Data records
'''

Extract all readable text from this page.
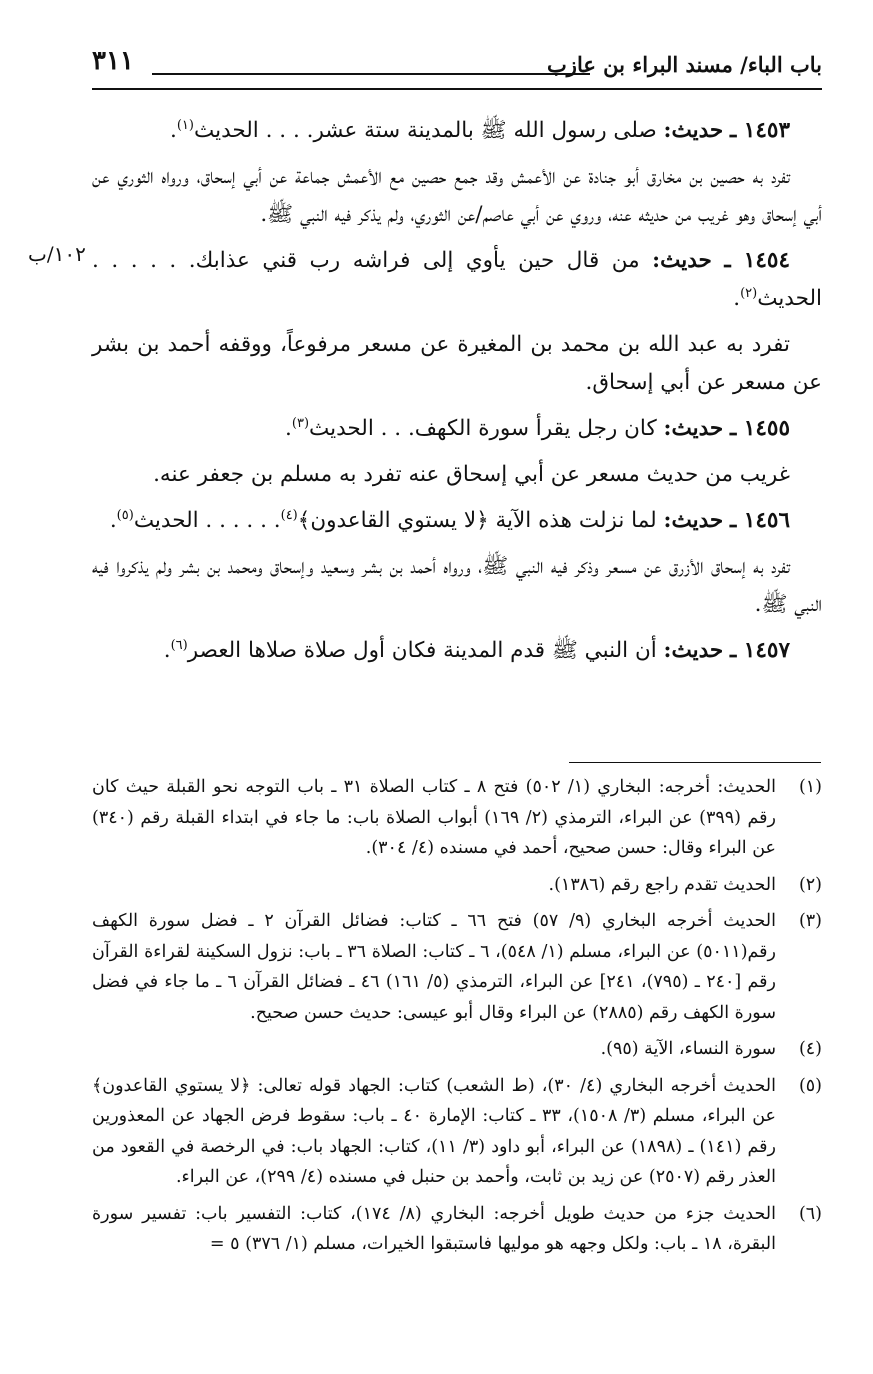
باب الباء/ مسند البراء بن عازب
٣١١
١٠٢/ب

١٤٥٣ ـ حديث: صلى رسول الله ﷺ بالمدينة ستة عشر. . . . الحديث$^{(١)}$.

تفرد به حصين بن مخارق أبو جنادة عن الأعمش وقد جمع حصين مع الأعمش جماعة عن أبي إسحاق، ورواه الثوري عن أبي إسحاق وهو غريب من حديثه عنه، وروي عن أبي عاصم/عن الثوري، ولم يذكر فيه النبي ﷺ.

١٤٥٤ ـ حديث: من قال حين يأوي إلى فراشه رب قني عذابك. . . . . . الحديث$^{(٢)}$.

تفرد به عبد الله بن محمد بن المغيرة عن مسعر مرفوعاً، ووقفه أحمد بن بشر عن مسعر عن أبي إسحاق.

١٤٥٥ ـ حديث: كان رجل يقرأ سورة الكهف. . . الحديث$^{(٣)}$.

غريب من حديث مسعر عن أبي إسحاق عنه تفرد به مسلم بن جعفر عنه.

١٤٥٦ ـ حديث: لما نزلت هذه الآية ﴿لا يستوي القاعدون﴾$^{(٤)}$. . . . . . الحديث$^{(٥)}$.

تفرد به إسحاق الأزرق عن مسعر وذكر فيه النبي ﷺ، ورواه أحمد بن بشر وسعيد وإسحاق ومحمد بن بشر ولم يذكروا فيه النبي ﷺ.

١٤٥٧ ـ حديث: أن النبي ﷺ قدم المدينة فكان أول صلاة صلاها العصر$^{(٦)}$.

(١)
الحديث: أخرجه: البخاري (١/ ٥٠٢) فتح ٨ ـ كتاب الصلاة ٣١ ـ باب التوجه نحو القبلة حيث كان رقم (٣٩٩) عن البراء، الترمذي (٢/ ١٦٩) أبواب الصلاة باب: ما جاء في ابتداء القبلة رقم (٣٤٠) عن البراء وقال: حسن صحيح، أحمد في مسنده (٤/ ٣٠٤).
(٢)
الحديث تقدم راجع رقم (١٣٨٦).
(٣)
الحديث أخرجه البخاري (٩/ ٥٧) فتح ٦٦ ـ كتاب: فضائل القرآن ٢ ـ فضل سورة الكهف رقم(٥٠١١) عن البراء، مسلم (١/ ٥٤٨)، ٦ ـ كتاب: الصلاة ٣٦ ـ باب: نزول السكينة لقراءة القرآن رقم [٢٤٠ ـ (٧٩٥)، ٢٤١] عن البراء، الترمذي (٥/ ١٦١) ٤٦ ـ فضائل القرآن ٦ ـ ما جاء في فضل سورة الكهف رقم (٢٨٨٥) عن البراء وقال أبو عيسى: حديث حسن صحيح.
(٤)
سورة النساء، الآية (٩٥).
(٥)
الحديث أخرجه البخاري (٤/ ٣٠)، (ط الشعب) كتاب: الجهاد قوله تعالى: ﴿لا يستوي القاعدون﴾ عن البراء، مسلم (٣/ ١٥٠٨)، ٣٣ ـ كتاب: الإمارة ٤٠ ـ باب: سقوط فرض الجهاد عن المعذورين رقم (١٤١) ـ (١٨٩٨) عن البراء، أبو داود (٣/ ١١)، كتاب: الجهاد باب: في الرخصة في القعود من العذر رقم (٢٥٠٧) عن زيد بن ثابت، وأحمد بن حنبل في مسنده (٤/ ٢٩٩)، عن البراء.
(٦)
الحديث جزء من حديث طويل أخرجه: البخاري (٨/ ١٧٤)، كتاب: التفسير باب: تفسير سورة البقرة، ١٨ ـ باب: ولكل وجهه هو موليها فاستبقوا الخيرات، مسلم (١/ ٣٧٦) ٥ =
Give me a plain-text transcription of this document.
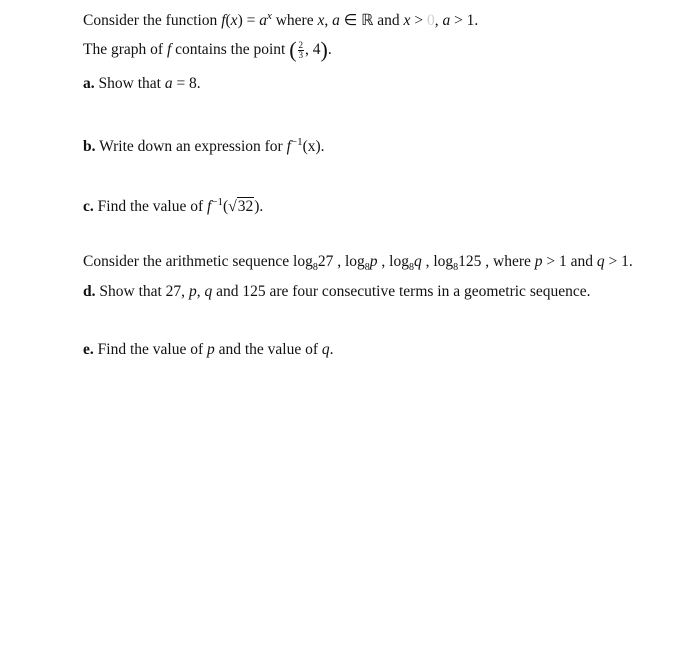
Consider the function $f(x) = a^x$ where x, a ∈ ℝ and x > 0, a > 1.
The graph of f contains the point ( $\frac{2}{3}$ , 4).
a. Show that a = 8.
b. Write down an expression for $f^{-1}(x)$.
c. Find the value of $f^{-1}(√32)$.
Consider the arithmetic sequence $\log_827$ , $\log_8p$ , $\log_8q$ , $\log_8125$ , where p > 1 and q > 1.
d. Show that 27, p, q and 125 are four consecutive terms in a geometric sequence.
e. Find the value of p and the value of q.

'''

[EXERCISE DESCRIPTION] Go through the data above and find the lines with the word "where". Copy each of those lines.

[TASK ANSWER]
Consider the function $f(x) = a^x$ where x, a ∈ ℝ and x > 0, a > 1.
Consider the arithmetic sequence $\log_827$ , $\log_8p$ , $\log_8q$ , $\log_8125$ , where p > 1 and q > 1.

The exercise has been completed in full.